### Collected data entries
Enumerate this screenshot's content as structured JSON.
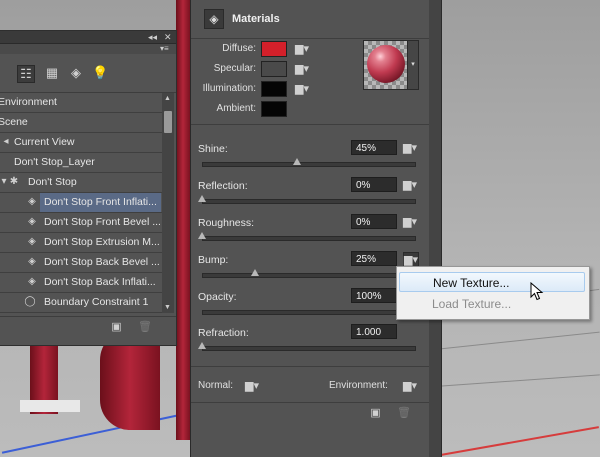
{
  "viewport": {
    "background": "#b3b3b3",
    "object_color": "#b3253a"
  },
  "panel3d": {
    "title_controls": [
      "◂◂",
      "✕"
    ],
    "menu_icon": "panel-menu-icon",
    "toolbar_icons": [
      "scene-filter-icon",
      "mesh-filter-icon",
      "material-filter-icon",
      "light-filter-icon"
    ],
    "tree": [
      {
        "label": "Environment",
        "icon": "",
        "indent": 0
      },
      {
        "label": "Scene",
        "icon": "",
        "indent": 0
      },
      {
        "label": "Current View",
        "icon": "camera-icon",
        "indent": 1
      },
      {
        "label": "Don't Stop_Layer",
        "icon": "",
        "indent": 1
      },
      {
        "label": "Don't Stop",
        "icon": "mesh-icon",
        "indent": 2
      },
      {
        "label": "Don't Stop Front Inflati...",
        "icon": "material-icon",
        "indent": 3,
        "selected": true
      },
      {
        "label": "Don't Stop Front Bevel ...",
        "icon": "material-icon",
        "indent": 3
      },
      {
        "label": "Don't Stop Extrusion M...",
        "icon": "material-icon",
        "indent": 3
      },
      {
        "label": "Don't Stop Back Bevel ...",
        "icon": "material-icon",
        "indent": 3
      },
      {
        "label": "Don't Stop Back Inflati...",
        "icon": "material-icon",
        "indent": 3
      },
      {
        "label": "Boundary Constraint 1",
        "icon": "constraint-icon",
        "indent": 3
      }
    ],
    "footer_icons": [
      "add-object-icon",
      "delete-icon"
    ]
  },
  "materials": {
    "title": "Materials",
    "swatches": [
      {
        "label": "Diffuse:",
        "color": "#d3202a"
      },
      {
        "label": "Specular:",
        "color": "#4a4a4a"
      },
      {
        "label": "Illumination:",
        "color": "#050505"
      },
      {
        "label": "Ambient:",
        "color": "#050505"
      }
    ],
    "properties": [
      {
        "label": "Shine:",
        "value": "45%",
        "fraction": 0.45
      },
      {
        "label": "Reflection:",
        "value": "0%",
        "fraction": 0.0
      },
      {
        "label": "Roughness:",
        "value": "0%",
        "fraction": 0.0
      },
      {
        "label": "Bump:",
        "value": "25%",
        "fraction": 0.25
      },
      {
        "label": "Opacity:",
        "value": "100%",
        "fraction": 1.0
      },
      {
        "label": "Refraction:",
        "value": "1.000",
        "fraction": 0.0
      }
    ],
    "normal_label": "Normal:",
    "environment_label": "Environment:"
  },
  "context_menu": {
    "items": [
      {
        "label": "New Texture...",
        "state": "hover"
      },
      {
        "label": "Load Texture...",
        "state": "disabled"
      }
    ]
  }
}
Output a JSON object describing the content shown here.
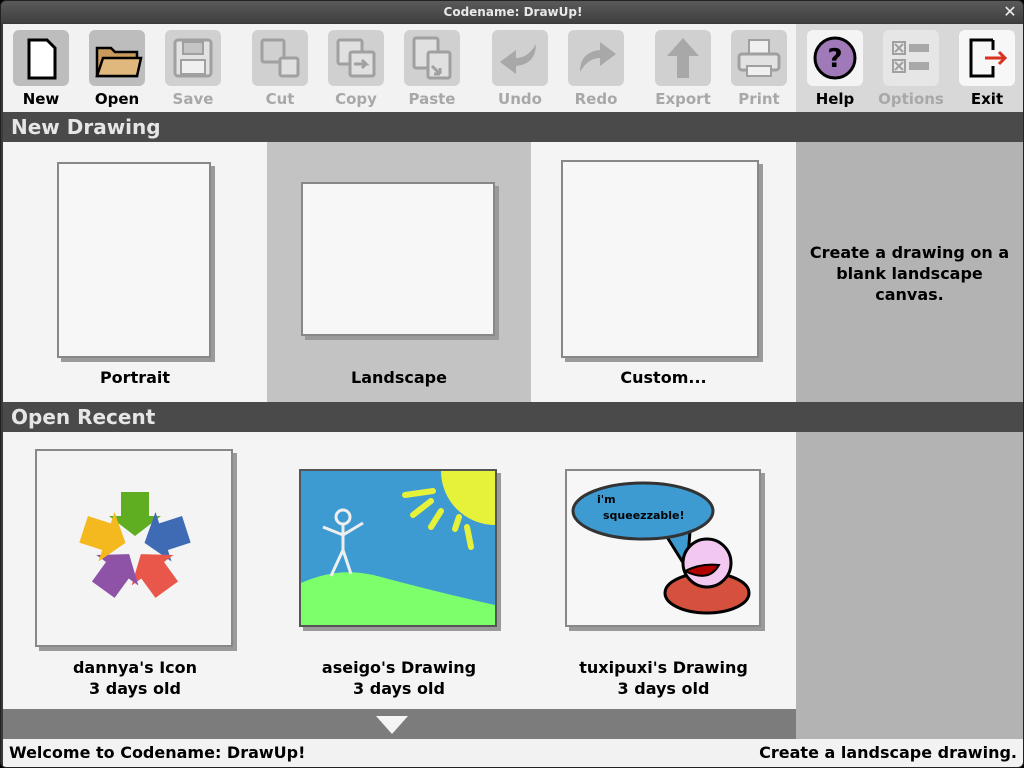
{
  "window": {
    "title": "Codename: DrawUp!",
    "close_glyph": "✕"
  },
  "toolbar": {
    "buttons": [
      {
        "label": "New",
        "icon": "new-document-icon",
        "enabled": true
      },
      {
        "label": "Open",
        "icon": "folder-icon",
        "enabled": true
      },
      {
        "label": "Save",
        "icon": "floppy-disk-icon",
        "enabled": false
      },
      {
        "label": "Cut",
        "icon": "cut-icon",
        "enabled": false
      },
      {
        "label": "Copy",
        "icon": "copy-icon",
        "enabled": false
      },
      {
        "label": "Paste",
        "icon": "paste-icon",
        "enabled": false
      },
      {
        "label": "Undo",
        "icon": "undo-arrow-icon",
        "enabled": false
      },
      {
        "label": "Redo",
        "icon": "redo-arrow-icon",
        "enabled": false
      },
      {
        "label": "Export",
        "icon": "export-arrow-icon",
        "enabled": false
      },
      {
        "label": "Print",
        "icon": "printer-icon",
        "enabled": false
      },
      {
        "label": "Help",
        "icon": "help-question-icon",
        "enabled": true
      },
      {
        "label": "Options",
        "icon": "options-list-icon",
        "enabled": false
      },
      {
        "label": "Exit",
        "icon": "exit-door-icon",
        "enabled": true
      }
    ]
  },
  "new_drawing": {
    "header": "New Drawing",
    "tiles": [
      {
        "label": "Portrait"
      },
      {
        "label": "Landscape",
        "selected": true
      },
      {
        "label": "Custom..."
      }
    ],
    "info": "Create a drawing on a blank landscape canvas."
  },
  "open_recent": {
    "header": "Open Recent",
    "items": [
      {
        "name": "dannya's Icon",
        "age": "3 days old"
      },
      {
        "name": "aseigo's Drawing",
        "age": "3 days old"
      },
      {
        "name": "tuxipuxi's Drawing",
        "age": "3 days old",
        "bubble_line1": "i'm",
        "bubble_line2": "squeezzable!"
      }
    ]
  },
  "scroll": {
    "icon": "scroll-down-triangle-icon"
  },
  "status": {
    "left": "Welcome to Codename: DrawUp!",
    "right": "Create a landscape drawing."
  },
  "colors": {
    "accent_help": "#a079b8",
    "exit_arrow": "#d9301f",
    "sky": "#3d9bd2",
    "sun": "#e6f23a",
    "grass": "#7cff6a"
  }
}
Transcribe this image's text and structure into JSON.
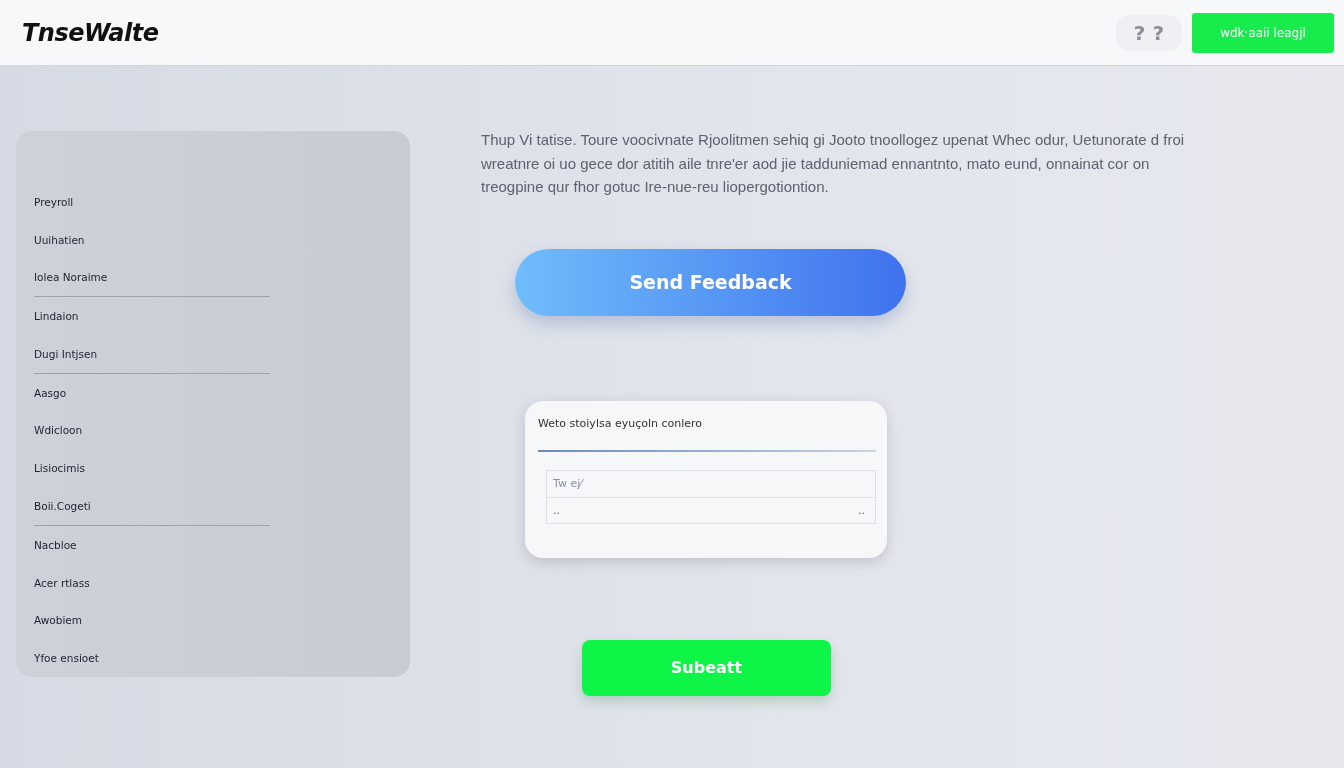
{
  "header": {
    "logo": "TnseWalte",
    "help": "? ?",
    "action_button": "wdk·aaii leagjl"
  },
  "sidebar": {
    "items": [
      {
        "label": "Preyroll",
        "divider": false
      },
      {
        "label": "Uuihatien",
        "divider": false
      },
      {
        "label": "Iolea Noraime",
        "divider": true
      },
      {
        "label": "Lindaion",
        "divider": false
      },
      {
        "label": "Dugi Intjsen",
        "divider": true
      },
      {
        "label": "Aasgo",
        "divider": false
      },
      {
        "label": "Wdicloon",
        "divider": false
      },
      {
        "label": "Lisiocimis",
        "divider": false
      },
      {
        "label": "Boii.Cogeti",
        "divider": true
      },
      {
        "label": "Nacbloe",
        "divider": false
      },
      {
        "label": "Acer rtlass",
        "divider": false
      },
      {
        "label": "Awobiem",
        "divider": false
      },
      {
        "label": "Yfoe ensioet",
        "divider": false
      }
    ]
  },
  "intro": "Thup Vi tatise.   Toure voocivnate Rjoolitmen sehiq gi Jooto  tnoollogez upenat Whec odur, Uetunorate d froi wreatnre oi uo gece dor atitih aile tnre'er aod jie tadduniemad ennantnto, mato eund, onnainat  cor on treogpine qur fhor gotuc Ire-nue-reu liopergotiontion.",
  "send_button": "Send Feedback",
  "form": {
    "label": "Weto stoiylsa eyuçoln conlero",
    "placeholder": "Tw ej⁄",
    "row_left": "..",
    "row_right": ".."
  },
  "submit_button": "Subeatt"
}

### Short exercise
Can you retype every record above exactly, leaving out the pictures?

### Result
Enumerate this screenshot's content as structured JSON.
{
  "viewport": {
    "background": "#b3b3b3",
    "object_color": "#b3253a"
  },
  "panel3d": {
    "title_controls": [
      "◂◂",
      "✕"
    ],
    "menu_icon": "panel-menu-icon",
    "toolbar_icons": [
      "scene-filter-icon",
      "mesh-filter-icon",
      "material-filter-icon",
      "light-filter-icon"
    ],
    "tree": [
      {
        "label": "Environment",
        "icon": "",
        "indent": 0
      },
      {
        "label": "Scene",
        "icon": "",
        "indent": 0
      },
      {
        "label": "Current View",
        "icon": "camera-icon",
        "indent": 1
      },
      {
        "label": "Don't Stop_Layer",
        "icon": "",
        "indent": 1
      },
      {
        "label": "Don't Stop",
        "icon": "mesh-icon",
        "indent": 2
      },
      {
        "label": "Don't Stop Front Inflati...",
        "icon": "material-icon",
        "indent": 3,
        "selected": true
      },
      {
        "label": "Don't Stop Front Bevel ...",
        "icon": "material-icon",
        "indent": 3
      },
      {
        "label": "Don't Stop Extrusion M...",
        "icon": "material-icon",
        "indent": 3
      },
      {
        "label": "Don't Stop Back Bevel ...",
        "icon": "material-icon",
        "indent": 3
      },
      {
        "label": "Don't Stop Back Inflati...",
        "icon": "material-icon",
        "indent": 3
      },
      {
        "label": "Boundary Constraint 1",
        "icon": "constraint-icon",
        "indent": 3
      }
    ],
    "footer_icons": [
      "add-object-icon",
      "delete-icon"
    ]
  },
  "materials": {
    "title": "Materials",
    "swatches": [
      {
        "label": "Diffuse:",
        "color": "#d3202a"
      },
      {
        "label": "Specular:",
        "color": "#4a4a4a"
      },
      {
        "label": "Illumination:",
        "color": "#050505"
      },
      {
        "label": "Ambient:",
        "color": "#050505"
      }
    ],
    "properties": [
      {
        "label": "Shine:",
        "value": "45%",
        "fraction": 0.45
      },
      {
        "label": "Reflection:",
        "value": "0%",
        "fraction": 0.0
      },
      {
        "label": "Roughness:",
        "value": "0%",
        "fraction": 0.0
      },
      {
        "label": "Bump:",
        "value": "25%",
        "fraction": 0.25
      },
      {
        "label": "Opacity:",
        "value": "100%",
        "fraction": 1.0
      },
      {
        "label": "Refraction:",
        "value": "1.000",
        "fraction": 0.0
      }
    ],
    "normal_label": "Normal:",
    "environment_label": "Environment:"
  },
  "context_menu": {
    "items": [
      {
        "label": "New Texture...",
        "state": "hover"
      },
      {
        "label": "Load Texture...",
        "state": "disabled"
      }
    ]
  }
}
Output a JSON object describing the content shown here.
{
  "window": {
    "title": "Codename: DrawUp!",
    "close_glyph": "✕"
  },
  "toolbar": {
    "buttons": [
      {
        "label": "New",
        "icon": "new-document-icon",
        "enabled": true
      },
      {
        "label": "Open",
        "icon": "folder-icon",
        "enabled": true
      },
      {
        "label": "Save",
        "icon": "floppy-disk-icon",
        "enabled": false
      },
      {
        "label": "Cut",
        "icon": "cut-icon",
        "enabled": false
      },
      {
        "label": "Copy",
        "icon": "copy-icon",
        "enabled": false
      },
      {
        "label": "Paste",
        "icon": "paste-icon",
        "enabled": false
      },
      {
        "label": "Undo",
        "icon": "undo-arrow-icon",
        "enabled": false
      },
      {
        "label": "Redo",
        "icon": "redo-arrow-icon",
        "enabled": false
      },
      {
        "label": "Export",
        "icon": "export-arrow-icon",
        "enabled": false
      },
      {
        "label": "Print",
        "icon": "printer-icon",
        "enabled": false
      },
      {
        "label": "Help",
        "icon": "help-question-icon",
        "enabled": true
      },
      {
        "label": "Options",
        "icon": "options-list-icon",
        "enabled": false
      },
      {
        "label": "Exit",
        "icon": "exit-door-icon",
        "enabled": true
      }
    ]
  },
  "new_drawing": {
    "header": "New Drawing",
    "tiles": [
      {
        "label": "Portrait"
      },
      {
        "label": "Landscape",
        "selected": true
      },
      {
        "label": "Custom..."
      }
    ],
    "info": "Create a drawing on a blank landscape canvas."
  },
  "open_recent": {
    "header": "Open Recent",
    "items": [
      {
        "name": "dannya's Icon",
        "age": "3 days old"
      },
      {
        "name": "aseigo's Drawing",
        "age": "3 days old"
      },
      {
        "name": "tuxipuxi's Drawing",
        "age": "3 days old",
        "bubble_line1": "i'm",
        "bubble_line2": "squeezzable!"
      }
    ]
  },
  "scroll": {
    "icon": "scroll-down-triangle-icon"
  },
  "status": {
    "left": "Welcome to Codename: DrawUp!",
    "right": "Create a landscape drawing."
  },
  "colors": {
    "accent_help": "#a079b8",
    "exit_arrow": "#d9301f",
    "sky": "#3d9bd2",
    "sun": "#e6f23a",
    "grass": "#7cff6a"
  }
}
Transcribe this image's text and structure into JSON.
{
  "header": {
    "logo": "TnseWalte",
    "help": "? ?",
    "action_button": "wdk·aaii leagjl"
  },
  "sidebar": {
    "items": [
      {
        "label": "Preyroll",
        "divider": false
      },
      {
        "label": "Uuihatien",
        "divider": false
      },
      {
        "label": "Iolea Noraime",
        "divider": true
      },
      {
        "label": "Lindaion",
        "divider": false
      },
      {
        "label": "Dugi Intjsen",
        "divider": true
      },
      {
        "label": "Aasgo",
        "divider": false
      },
      {
        "label": "Wdicloon",
        "divider": false
      },
      {
        "label": "Lisiocimis",
        "divider": false
      },
      {
        "label": "Boii.Cogeti",
        "divider": true
      },
      {
        "label": "Nacbloe",
        "divider": false
      },
      {
        "label": "Acer rtlass",
        "divider": false
      },
      {
        "label": "Awobiem",
        "divider": false
      },
      {
        "label": "Yfoe ensioet",
        "divider": false
      }
    ]
  },
  "intro": "Thup Vi tatise.   Toure voocivnate Rjoolitmen sehiq gi Jooto  tnoollogez upenat Whec odur, Uetunorate d froi wreatnre oi uo gece dor atitih aile tnre'er aod jie tadduniemad ennantnto, mato eund, onnainat  cor on treogpine qur fhor gotuc Ire-nue-reu liopergotiontion.",
  "send_button": "Send Feedback",
  "form": {
    "label": "Weto stoiylsa eyuçoln conlero",
    "placeholder": "Tw ej⁄",
    "row_left": "..",
    "row_right": ".."
  },
  "submit_button": "Subeatt"
}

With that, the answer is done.